Goal of the exercise — Pick out and copy each line of the items below that contains the string "Pilana". Case counts.

# Start of Listed entries

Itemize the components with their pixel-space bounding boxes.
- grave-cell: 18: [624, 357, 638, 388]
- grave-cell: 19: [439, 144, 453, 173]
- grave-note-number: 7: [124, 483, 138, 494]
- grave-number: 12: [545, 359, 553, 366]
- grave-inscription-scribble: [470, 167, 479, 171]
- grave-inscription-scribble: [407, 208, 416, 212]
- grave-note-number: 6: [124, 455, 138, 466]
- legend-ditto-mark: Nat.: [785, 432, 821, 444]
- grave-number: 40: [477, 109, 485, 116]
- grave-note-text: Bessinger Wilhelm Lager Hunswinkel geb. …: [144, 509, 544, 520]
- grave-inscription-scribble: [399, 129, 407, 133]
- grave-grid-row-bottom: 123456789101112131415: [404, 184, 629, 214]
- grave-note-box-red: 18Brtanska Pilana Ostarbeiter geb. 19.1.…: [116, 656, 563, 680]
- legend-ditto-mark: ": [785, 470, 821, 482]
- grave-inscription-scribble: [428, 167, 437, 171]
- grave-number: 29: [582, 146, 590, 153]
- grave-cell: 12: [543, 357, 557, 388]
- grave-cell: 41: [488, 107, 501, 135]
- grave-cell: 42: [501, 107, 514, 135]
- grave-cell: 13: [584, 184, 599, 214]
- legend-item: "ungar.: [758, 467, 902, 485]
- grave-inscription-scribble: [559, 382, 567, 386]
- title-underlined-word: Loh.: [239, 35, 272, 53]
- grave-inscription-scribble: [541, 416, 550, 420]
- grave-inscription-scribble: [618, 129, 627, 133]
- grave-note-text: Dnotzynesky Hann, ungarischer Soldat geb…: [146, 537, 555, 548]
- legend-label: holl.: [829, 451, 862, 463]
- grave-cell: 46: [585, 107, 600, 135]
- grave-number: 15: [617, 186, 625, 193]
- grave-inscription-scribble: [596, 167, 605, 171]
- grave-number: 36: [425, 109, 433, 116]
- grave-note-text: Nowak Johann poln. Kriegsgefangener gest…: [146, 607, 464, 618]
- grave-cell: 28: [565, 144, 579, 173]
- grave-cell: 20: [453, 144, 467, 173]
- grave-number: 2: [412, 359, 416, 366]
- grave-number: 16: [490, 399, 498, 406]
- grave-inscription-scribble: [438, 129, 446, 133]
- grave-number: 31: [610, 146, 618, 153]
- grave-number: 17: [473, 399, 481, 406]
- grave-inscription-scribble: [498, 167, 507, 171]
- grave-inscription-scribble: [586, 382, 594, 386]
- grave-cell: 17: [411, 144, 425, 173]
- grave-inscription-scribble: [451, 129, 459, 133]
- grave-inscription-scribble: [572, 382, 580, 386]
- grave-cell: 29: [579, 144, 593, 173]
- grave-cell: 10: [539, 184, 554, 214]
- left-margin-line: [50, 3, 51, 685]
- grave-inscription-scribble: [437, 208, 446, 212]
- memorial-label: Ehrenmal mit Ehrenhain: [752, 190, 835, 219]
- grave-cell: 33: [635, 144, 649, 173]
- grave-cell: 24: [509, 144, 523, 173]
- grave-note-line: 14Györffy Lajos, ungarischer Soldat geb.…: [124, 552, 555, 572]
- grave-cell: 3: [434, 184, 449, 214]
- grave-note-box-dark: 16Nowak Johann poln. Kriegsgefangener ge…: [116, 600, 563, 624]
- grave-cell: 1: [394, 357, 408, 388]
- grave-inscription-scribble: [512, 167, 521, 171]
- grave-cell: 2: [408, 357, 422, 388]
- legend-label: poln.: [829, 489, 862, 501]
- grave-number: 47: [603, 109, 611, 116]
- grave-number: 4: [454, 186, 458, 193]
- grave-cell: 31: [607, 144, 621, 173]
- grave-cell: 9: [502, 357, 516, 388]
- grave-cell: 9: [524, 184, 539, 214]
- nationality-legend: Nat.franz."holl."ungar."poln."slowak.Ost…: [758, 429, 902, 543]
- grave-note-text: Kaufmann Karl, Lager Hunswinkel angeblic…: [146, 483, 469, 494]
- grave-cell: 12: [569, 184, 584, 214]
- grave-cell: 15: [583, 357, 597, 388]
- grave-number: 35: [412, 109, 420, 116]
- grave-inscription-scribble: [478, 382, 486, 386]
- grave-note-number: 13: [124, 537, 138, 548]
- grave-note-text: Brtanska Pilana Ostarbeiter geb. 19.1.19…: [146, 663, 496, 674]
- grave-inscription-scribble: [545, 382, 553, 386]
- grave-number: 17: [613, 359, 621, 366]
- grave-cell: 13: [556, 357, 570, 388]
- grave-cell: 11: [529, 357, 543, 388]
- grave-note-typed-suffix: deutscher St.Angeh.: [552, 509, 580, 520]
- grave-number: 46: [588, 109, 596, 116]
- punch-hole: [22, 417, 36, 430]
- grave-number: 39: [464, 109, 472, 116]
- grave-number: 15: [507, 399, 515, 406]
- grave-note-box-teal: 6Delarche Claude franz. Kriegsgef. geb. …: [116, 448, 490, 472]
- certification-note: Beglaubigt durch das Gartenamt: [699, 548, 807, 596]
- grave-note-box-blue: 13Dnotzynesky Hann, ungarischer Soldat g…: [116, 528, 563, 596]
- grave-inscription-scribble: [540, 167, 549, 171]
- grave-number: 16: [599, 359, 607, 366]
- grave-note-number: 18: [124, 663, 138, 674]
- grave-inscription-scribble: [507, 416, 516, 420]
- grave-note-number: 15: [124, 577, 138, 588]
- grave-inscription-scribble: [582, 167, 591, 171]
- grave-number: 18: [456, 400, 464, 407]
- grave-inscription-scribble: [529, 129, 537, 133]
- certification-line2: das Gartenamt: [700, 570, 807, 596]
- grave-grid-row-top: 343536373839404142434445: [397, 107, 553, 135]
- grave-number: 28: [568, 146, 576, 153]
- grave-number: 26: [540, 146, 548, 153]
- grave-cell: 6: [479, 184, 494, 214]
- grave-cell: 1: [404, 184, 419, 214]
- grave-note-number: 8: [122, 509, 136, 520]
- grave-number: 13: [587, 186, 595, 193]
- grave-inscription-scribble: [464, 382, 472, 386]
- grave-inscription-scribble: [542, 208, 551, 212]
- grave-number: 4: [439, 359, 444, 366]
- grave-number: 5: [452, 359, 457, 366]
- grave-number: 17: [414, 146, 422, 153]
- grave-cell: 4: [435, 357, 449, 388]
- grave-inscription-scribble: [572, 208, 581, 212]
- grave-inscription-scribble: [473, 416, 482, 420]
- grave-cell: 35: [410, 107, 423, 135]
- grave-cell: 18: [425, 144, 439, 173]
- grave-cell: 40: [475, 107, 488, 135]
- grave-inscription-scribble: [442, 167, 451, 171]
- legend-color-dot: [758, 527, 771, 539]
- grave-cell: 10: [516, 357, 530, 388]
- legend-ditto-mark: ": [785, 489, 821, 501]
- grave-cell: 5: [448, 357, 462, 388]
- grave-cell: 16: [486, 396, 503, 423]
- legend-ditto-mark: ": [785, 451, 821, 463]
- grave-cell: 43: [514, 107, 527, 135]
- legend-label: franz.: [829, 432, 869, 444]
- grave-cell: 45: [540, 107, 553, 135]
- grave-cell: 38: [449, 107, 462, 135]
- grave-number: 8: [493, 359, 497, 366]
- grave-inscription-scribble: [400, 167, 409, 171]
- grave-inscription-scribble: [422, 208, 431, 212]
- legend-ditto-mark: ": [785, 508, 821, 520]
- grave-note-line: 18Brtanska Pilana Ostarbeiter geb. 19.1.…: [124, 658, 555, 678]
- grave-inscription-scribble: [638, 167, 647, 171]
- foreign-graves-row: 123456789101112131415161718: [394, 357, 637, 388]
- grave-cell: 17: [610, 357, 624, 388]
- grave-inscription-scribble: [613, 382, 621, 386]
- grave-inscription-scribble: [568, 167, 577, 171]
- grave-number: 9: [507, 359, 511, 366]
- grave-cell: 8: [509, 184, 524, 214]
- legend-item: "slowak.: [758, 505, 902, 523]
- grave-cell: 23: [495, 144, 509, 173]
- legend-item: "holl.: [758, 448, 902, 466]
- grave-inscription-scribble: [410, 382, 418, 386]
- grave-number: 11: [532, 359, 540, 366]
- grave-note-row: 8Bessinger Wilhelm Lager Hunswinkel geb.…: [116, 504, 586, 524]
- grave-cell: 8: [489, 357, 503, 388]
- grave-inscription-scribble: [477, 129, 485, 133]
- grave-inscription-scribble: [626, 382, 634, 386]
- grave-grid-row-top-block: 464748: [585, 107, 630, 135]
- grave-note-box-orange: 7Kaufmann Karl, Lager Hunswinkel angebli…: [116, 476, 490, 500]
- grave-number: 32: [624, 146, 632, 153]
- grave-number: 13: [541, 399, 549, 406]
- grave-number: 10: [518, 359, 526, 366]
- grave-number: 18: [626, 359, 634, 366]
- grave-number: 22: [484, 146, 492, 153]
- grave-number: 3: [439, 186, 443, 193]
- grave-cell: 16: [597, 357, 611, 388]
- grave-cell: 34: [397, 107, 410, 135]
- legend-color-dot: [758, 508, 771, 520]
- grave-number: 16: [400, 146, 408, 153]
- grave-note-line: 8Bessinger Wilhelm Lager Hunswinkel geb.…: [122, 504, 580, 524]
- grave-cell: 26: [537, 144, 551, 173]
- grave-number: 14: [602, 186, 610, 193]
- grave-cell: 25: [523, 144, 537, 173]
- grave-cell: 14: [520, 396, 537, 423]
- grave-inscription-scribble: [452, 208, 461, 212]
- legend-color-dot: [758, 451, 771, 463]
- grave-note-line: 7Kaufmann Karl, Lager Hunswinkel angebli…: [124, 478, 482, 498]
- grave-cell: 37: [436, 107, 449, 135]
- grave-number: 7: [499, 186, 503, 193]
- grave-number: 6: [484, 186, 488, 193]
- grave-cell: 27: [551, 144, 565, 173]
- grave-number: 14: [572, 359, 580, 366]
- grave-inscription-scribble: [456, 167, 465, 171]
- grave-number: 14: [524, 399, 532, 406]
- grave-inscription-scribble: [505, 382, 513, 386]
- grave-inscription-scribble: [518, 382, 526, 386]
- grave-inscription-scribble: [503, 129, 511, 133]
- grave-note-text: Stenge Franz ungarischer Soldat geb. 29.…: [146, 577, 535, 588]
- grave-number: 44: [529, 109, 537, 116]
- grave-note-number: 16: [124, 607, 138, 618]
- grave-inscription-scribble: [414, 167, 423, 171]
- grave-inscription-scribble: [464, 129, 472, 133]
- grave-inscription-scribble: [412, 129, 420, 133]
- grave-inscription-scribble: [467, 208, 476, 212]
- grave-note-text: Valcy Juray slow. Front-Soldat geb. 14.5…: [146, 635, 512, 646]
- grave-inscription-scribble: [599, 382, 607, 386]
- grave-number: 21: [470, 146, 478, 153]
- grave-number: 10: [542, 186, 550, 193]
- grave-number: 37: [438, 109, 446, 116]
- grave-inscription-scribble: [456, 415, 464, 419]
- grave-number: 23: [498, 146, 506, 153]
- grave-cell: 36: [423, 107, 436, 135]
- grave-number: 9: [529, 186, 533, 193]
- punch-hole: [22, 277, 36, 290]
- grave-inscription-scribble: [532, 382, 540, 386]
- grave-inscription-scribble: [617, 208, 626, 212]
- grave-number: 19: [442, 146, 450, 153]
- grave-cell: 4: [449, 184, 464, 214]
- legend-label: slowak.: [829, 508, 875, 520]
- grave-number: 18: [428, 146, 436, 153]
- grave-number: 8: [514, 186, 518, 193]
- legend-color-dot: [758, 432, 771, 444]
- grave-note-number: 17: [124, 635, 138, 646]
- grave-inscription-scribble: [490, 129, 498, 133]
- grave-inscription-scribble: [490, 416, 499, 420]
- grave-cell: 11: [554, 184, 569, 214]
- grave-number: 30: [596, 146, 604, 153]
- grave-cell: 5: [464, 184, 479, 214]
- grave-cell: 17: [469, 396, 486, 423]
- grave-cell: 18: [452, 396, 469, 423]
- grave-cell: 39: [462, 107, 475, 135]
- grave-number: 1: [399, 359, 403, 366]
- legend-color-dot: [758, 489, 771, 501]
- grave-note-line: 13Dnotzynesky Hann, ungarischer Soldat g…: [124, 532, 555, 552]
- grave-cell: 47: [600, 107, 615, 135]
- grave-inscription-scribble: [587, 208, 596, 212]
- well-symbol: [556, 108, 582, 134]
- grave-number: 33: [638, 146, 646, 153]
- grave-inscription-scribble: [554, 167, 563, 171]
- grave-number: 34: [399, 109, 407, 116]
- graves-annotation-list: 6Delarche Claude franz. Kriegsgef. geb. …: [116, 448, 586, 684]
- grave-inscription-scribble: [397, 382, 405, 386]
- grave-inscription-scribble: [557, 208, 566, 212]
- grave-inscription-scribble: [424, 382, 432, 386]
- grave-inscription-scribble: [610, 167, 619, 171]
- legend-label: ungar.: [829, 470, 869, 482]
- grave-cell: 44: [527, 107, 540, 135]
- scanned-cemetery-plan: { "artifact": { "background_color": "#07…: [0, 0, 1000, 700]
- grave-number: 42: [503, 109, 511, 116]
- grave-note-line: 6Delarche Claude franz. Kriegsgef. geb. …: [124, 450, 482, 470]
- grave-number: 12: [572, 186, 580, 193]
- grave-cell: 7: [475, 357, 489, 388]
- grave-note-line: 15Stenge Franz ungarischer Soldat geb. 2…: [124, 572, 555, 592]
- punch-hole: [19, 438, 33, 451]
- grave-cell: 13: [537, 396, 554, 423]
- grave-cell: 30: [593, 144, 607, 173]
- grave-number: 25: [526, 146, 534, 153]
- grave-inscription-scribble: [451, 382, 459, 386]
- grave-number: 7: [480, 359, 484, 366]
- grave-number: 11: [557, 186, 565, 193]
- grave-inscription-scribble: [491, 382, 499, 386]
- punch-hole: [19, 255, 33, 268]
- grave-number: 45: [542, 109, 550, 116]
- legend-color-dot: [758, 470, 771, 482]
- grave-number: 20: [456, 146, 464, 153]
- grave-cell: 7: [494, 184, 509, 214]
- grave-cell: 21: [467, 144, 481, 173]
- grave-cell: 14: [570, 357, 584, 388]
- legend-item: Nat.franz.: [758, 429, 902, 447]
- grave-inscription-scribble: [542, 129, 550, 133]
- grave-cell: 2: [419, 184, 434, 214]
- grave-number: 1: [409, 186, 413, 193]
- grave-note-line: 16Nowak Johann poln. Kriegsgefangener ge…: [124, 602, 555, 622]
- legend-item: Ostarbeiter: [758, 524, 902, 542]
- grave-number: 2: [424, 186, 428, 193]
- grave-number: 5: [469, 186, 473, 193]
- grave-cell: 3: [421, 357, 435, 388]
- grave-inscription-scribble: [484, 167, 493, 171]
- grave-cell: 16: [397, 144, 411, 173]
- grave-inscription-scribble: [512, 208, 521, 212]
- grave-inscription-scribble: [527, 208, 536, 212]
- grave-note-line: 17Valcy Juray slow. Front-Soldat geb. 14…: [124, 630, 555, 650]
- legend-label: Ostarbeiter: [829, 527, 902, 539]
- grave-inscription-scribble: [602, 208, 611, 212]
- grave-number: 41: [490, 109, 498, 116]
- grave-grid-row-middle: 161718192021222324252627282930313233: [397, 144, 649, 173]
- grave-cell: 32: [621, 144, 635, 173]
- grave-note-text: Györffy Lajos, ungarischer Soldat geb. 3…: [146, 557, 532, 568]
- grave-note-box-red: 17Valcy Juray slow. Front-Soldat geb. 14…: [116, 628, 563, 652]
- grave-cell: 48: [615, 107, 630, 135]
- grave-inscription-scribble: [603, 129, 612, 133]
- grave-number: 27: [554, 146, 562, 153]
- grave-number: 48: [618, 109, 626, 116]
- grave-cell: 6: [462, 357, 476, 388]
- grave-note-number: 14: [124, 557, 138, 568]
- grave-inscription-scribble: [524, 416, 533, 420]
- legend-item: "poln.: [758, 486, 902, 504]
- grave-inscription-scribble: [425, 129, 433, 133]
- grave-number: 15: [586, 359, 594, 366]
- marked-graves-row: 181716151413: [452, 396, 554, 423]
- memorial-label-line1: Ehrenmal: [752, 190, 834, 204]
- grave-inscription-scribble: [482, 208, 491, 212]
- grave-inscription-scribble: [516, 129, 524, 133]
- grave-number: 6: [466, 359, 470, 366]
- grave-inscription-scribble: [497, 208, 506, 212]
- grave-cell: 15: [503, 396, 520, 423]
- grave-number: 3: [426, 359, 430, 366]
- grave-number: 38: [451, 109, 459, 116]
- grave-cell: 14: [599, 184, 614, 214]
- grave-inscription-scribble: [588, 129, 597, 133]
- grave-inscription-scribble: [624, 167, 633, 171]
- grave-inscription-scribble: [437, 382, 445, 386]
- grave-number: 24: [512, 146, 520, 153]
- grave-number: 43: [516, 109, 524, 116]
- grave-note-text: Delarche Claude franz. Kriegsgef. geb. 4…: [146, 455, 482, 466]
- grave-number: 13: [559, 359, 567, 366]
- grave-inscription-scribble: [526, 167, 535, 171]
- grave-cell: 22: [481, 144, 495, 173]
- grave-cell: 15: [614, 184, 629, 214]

# End of Listed entries

Answer to the problem —
- grave-note-box-red: 18Brtanska Pilana Ostarbeiter geb. 19.1.…: [116, 656, 563, 680]
- grave-note-text: Brtanska Pilana Ostarbeiter geb. 19.1.19…: [146, 663, 496, 674]
- grave-note-line: 18Brtanska Pilana Ostarbeiter geb. 19.1.…: [124, 658, 555, 678]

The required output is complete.